◆ EXERCISE MATERIAL ◆
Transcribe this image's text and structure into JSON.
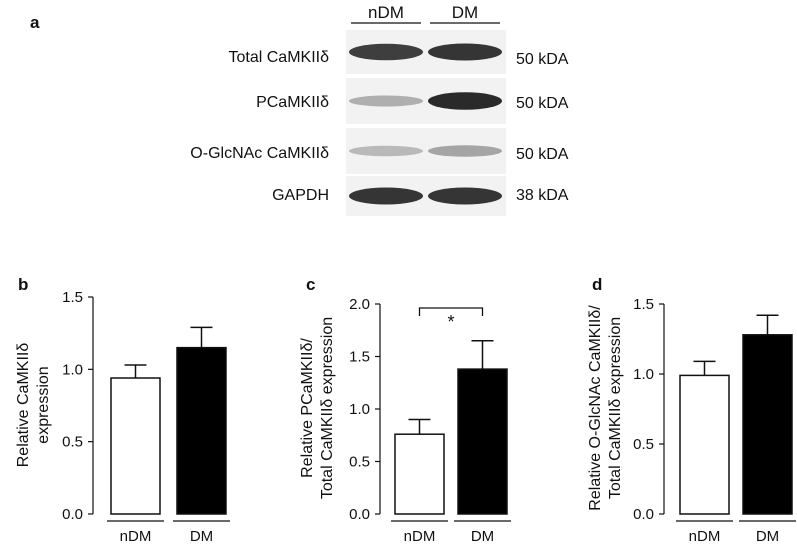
{
  "panel_labels": [
    "a",
    "b",
    "c",
    "d"
  ],
  "blot": {
    "lanes": [
      "nDM",
      "DM"
    ],
    "rows": [
      {
        "label": "Total CaMKIIδ",
        "kda": "50 kDA",
        "intensity": [
          0.85,
          0.9
        ]
      },
      {
        "label": "PCaMKIIδ",
        "kda": "50 kDA",
        "intensity": [
          0.3,
          0.95
        ]
      },
      {
        "label": "O-GlcNAc CaMKIIδ",
        "kda": "50 kDA",
        "intensity": [
          0.25,
          0.35
        ]
      },
      {
        "label": "GAPDH",
        "kda": "38 kDA",
        "intensity": [
          0.9,
          0.9
        ]
      }
    ]
  },
  "chart_data": [
    {
      "type": "bar",
      "panel": "b",
      "categories": [
        "nDM",
        "DM"
      ],
      "values": [
        0.94,
        1.15
      ],
      "errors": [
        0.09,
        0.14
      ],
      "fills": [
        "#ffffff",
        "#000000"
      ],
      "ylabel": [
        "Relative CaMKIIδ",
        "expression"
      ],
      "ylim": [
        0,
        1.5
      ],
      "yticks": [
        "0.0",
        "0.5",
        "1.0",
        "1.5"
      ],
      "significance": null
    },
    {
      "type": "bar",
      "panel": "c",
      "categories": [
        "nDM",
        "DM"
      ],
      "values": [
        0.76,
        1.38
      ],
      "errors": [
        0.14,
        0.27
      ],
      "fills": [
        "#ffffff",
        "#000000"
      ],
      "ylabel": [
        "Relative PCaMKIIδ/",
        "Total CaMKIIδ expression"
      ],
      "ylim": [
        0,
        2.0
      ],
      "yticks": [
        "0.0",
        "0.5",
        "1.0",
        "1.5",
        "2.0"
      ],
      "significance": "*"
    },
    {
      "type": "bar",
      "panel": "d",
      "categories": [
        "nDM",
        "DM"
      ],
      "values": [
        0.99,
        1.28
      ],
      "errors": [
        0.1,
        0.14
      ],
      "fills": [
        "#ffffff",
        "#000000"
      ],
      "ylabel": [
        "Relative O-GlcNAc CaMKIIδ/",
        "Total CaMKIIδ expression"
      ],
      "ylim": [
        0,
        1.5
      ],
      "yticks": [
        "0.0",
        "0.5",
        "1.0",
        "1.5"
      ],
      "significance": null
    }
  ]
}
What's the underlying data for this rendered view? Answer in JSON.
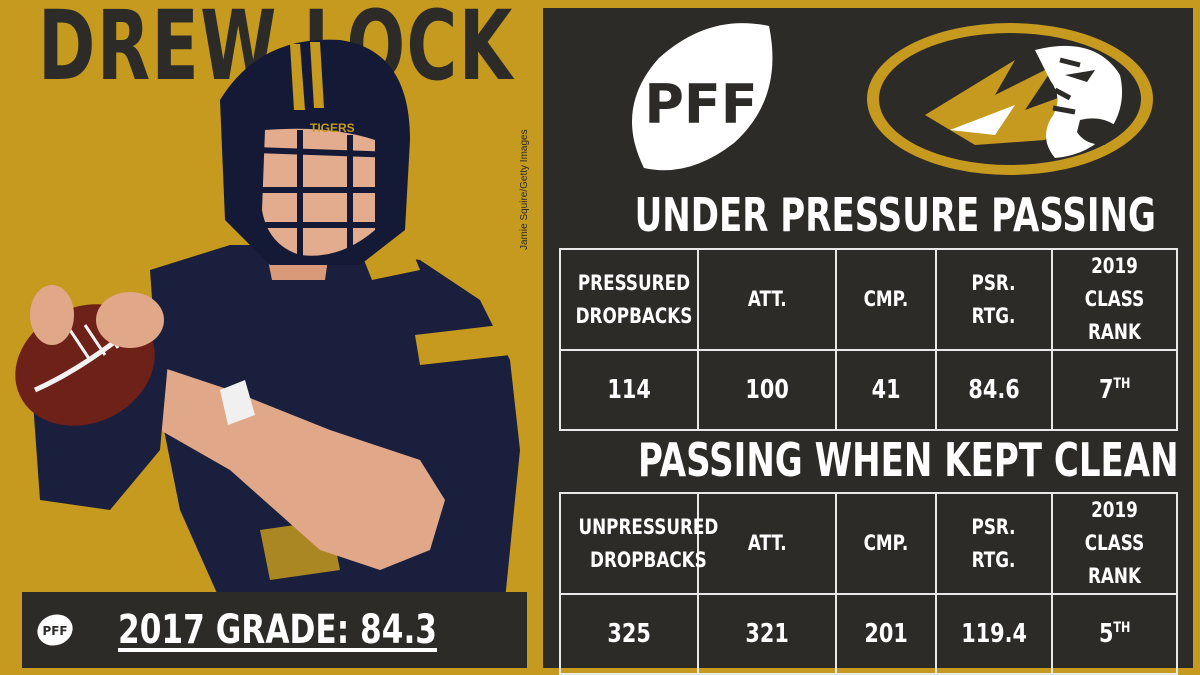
{
  "player": {
    "name": "DREW LOCK",
    "photo_credit": "Jamie Squire/Getty Images",
    "helmet_text": "TIGERS"
  },
  "grade": {
    "text": "2017 GRADE: 84.3",
    "logo_text": "PFF"
  },
  "logos": {
    "pff": "PFF",
    "team": "Missouri Tigers"
  },
  "colors": {
    "gold": "#c59a1f",
    "dark": "#2d2b28",
    "white": "#ffffff"
  },
  "under_pressure": {
    "title": "UNDER PRESSURE PASSING",
    "headers": [
      "PRESSURED\nDROPBACKS",
      "ATT.",
      "CMP.",
      "PSR.\nRTG.",
      "2019 CLASS\nRANK"
    ],
    "values": [
      "114",
      "100",
      "41",
      "84.6",
      "7"
    ],
    "rank_suffix": "TH"
  },
  "kept_clean": {
    "title": "PASSING WHEN KEPT CLEAN",
    "headers": [
      "UNPRESSURED\nDROPBACKS",
      "ATT.",
      "CMP.",
      "PSR.\nRTG.",
      "2019 CLASS\nRANK"
    ],
    "values": [
      "325",
      "321",
      "201",
      "119.4",
      "5"
    ],
    "rank_suffix": "TH"
  }
}
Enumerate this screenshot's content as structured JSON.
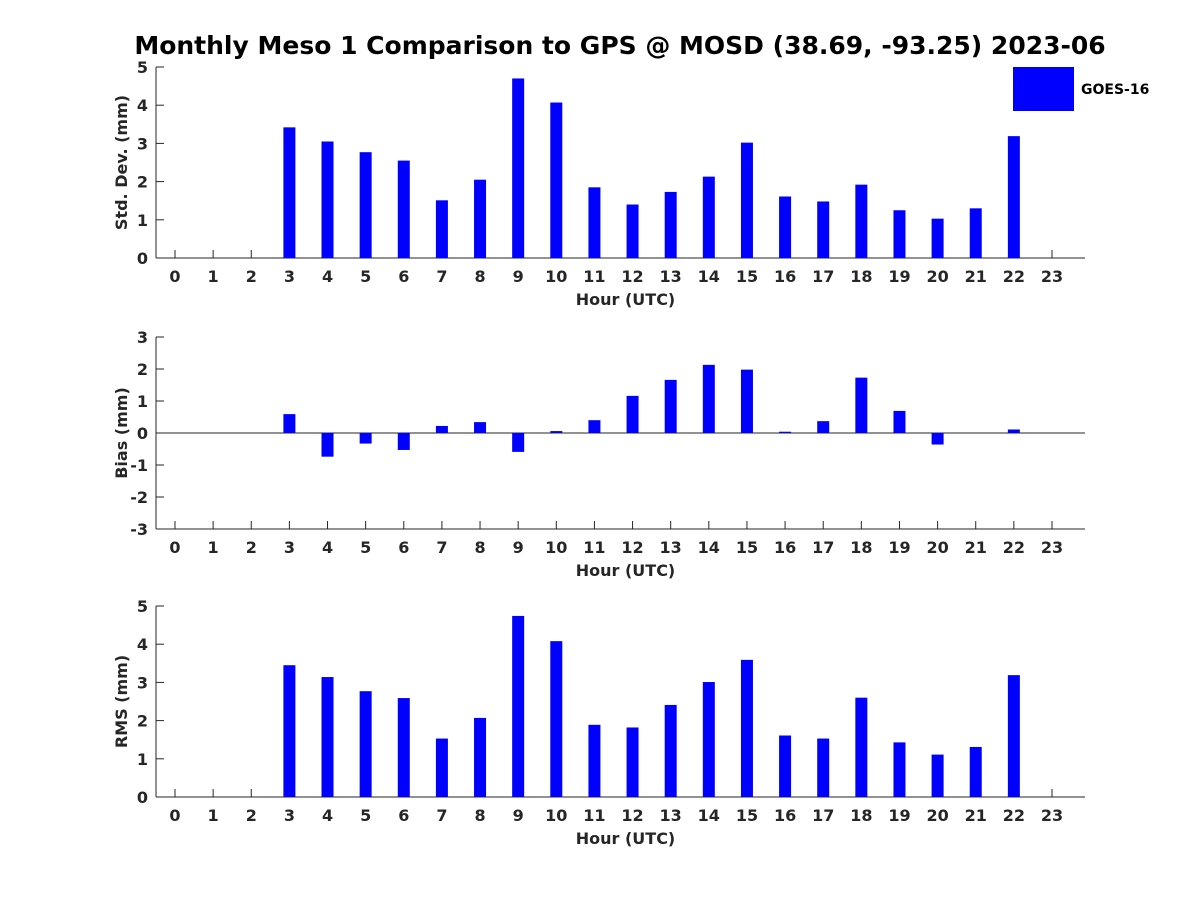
{
  "chart_data": [
    {
      "type": "bar",
      "title": "Monthly Meso 1 Comparison to GPS @ MOSD (38.69, -93.25) 2023-06",
      "xlabel": "Hour (UTC)",
      "ylabel": "Std. Dev. (mm)",
      "categories": [
        "0",
        "1",
        "2",
        "3",
        "4",
        "5",
        "6",
        "7",
        "8",
        "9",
        "10",
        "11",
        "12",
        "13",
        "14",
        "15",
        "16",
        "17",
        "18",
        "19",
        "20",
        "21",
        "22",
        "23"
      ],
      "series": [
        {
          "name": "GOES-16",
          "color": "#0000ff",
          "values": [
            null,
            null,
            null,
            3.42,
            3.05,
            2.77,
            2.55,
            1.51,
            2.05,
            4.7,
            4.07,
            1.85,
            1.4,
            1.73,
            2.13,
            3.02,
            1.61,
            1.48,
            1.92,
            1.25,
            1.03,
            1.3,
            3.19,
            null
          ]
        }
      ],
      "ylim": [
        0,
        5
      ],
      "yticks": [
        0,
        1,
        2,
        3,
        4,
        5
      ],
      "legend": "top-right",
      "grid": false
    },
    {
      "type": "bar",
      "xlabel": "Hour (UTC)",
      "ylabel": "Bias (mm)",
      "categories": [
        "0",
        "1",
        "2",
        "3",
        "4",
        "5",
        "6",
        "7",
        "8",
        "9",
        "10",
        "11",
        "12",
        "13",
        "14",
        "15",
        "16",
        "17",
        "18",
        "19",
        "20",
        "21",
        "22",
        "23"
      ],
      "series": [
        {
          "color": "#0000ff",
          "values": [
            null,
            null,
            null,
            0.59,
            -0.74,
            -0.33,
            -0.53,
            0.22,
            0.34,
            -0.59,
            0.06,
            0.4,
            1.16,
            1.66,
            2.13,
            1.98,
            0.04,
            0.37,
            1.73,
            0.69,
            -0.36,
            null,
            0.11,
            null
          ]
        }
      ],
      "ylim": [
        -3,
        3
      ],
      "yticks": [
        -3,
        -2,
        -1,
        0,
        1,
        2,
        3
      ],
      "grid": false
    },
    {
      "type": "bar",
      "xlabel": "Hour (UTC)",
      "ylabel": "RMS (mm)",
      "categories": [
        "0",
        "1",
        "2",
        "3",
        "4",
        "5",
        "6",
        "7",
        "8",
        "9",
        "10",
        "11",
        "12",
        "13",
        "14",
        "15",
        "16",
        "17",
        "18",
        "19",
        "20",
        "21",
        "22",
        "23"
      ],
      "series": [
        {
          "color": "#0000ff",
          "values": [
            null,
            null,
            null,
            3.45,
            3.14,
            2.77,
            2.59,
            1.53,
            2.07,
            4.74,
            4.08,
            1.89,
            1.82,
            2.41,
            3.01,
            3.59,
            1.61,
            1.53,
            2.6,
            1.43,
            1.11,
            1.31,
            3.19,
            null
          ]
        }
      ],
      "ylim": [
        0,
        5
      ],
      "yticks": [
        0,
        1,
        2,
        3,
        4,
        5
      ],
      "grid": false
    }
  ]
}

◆ TASK DETAILS ◆
Find every line with the word "title" and state how many there are, with no other words.

◆ THE ANSWER ◆
3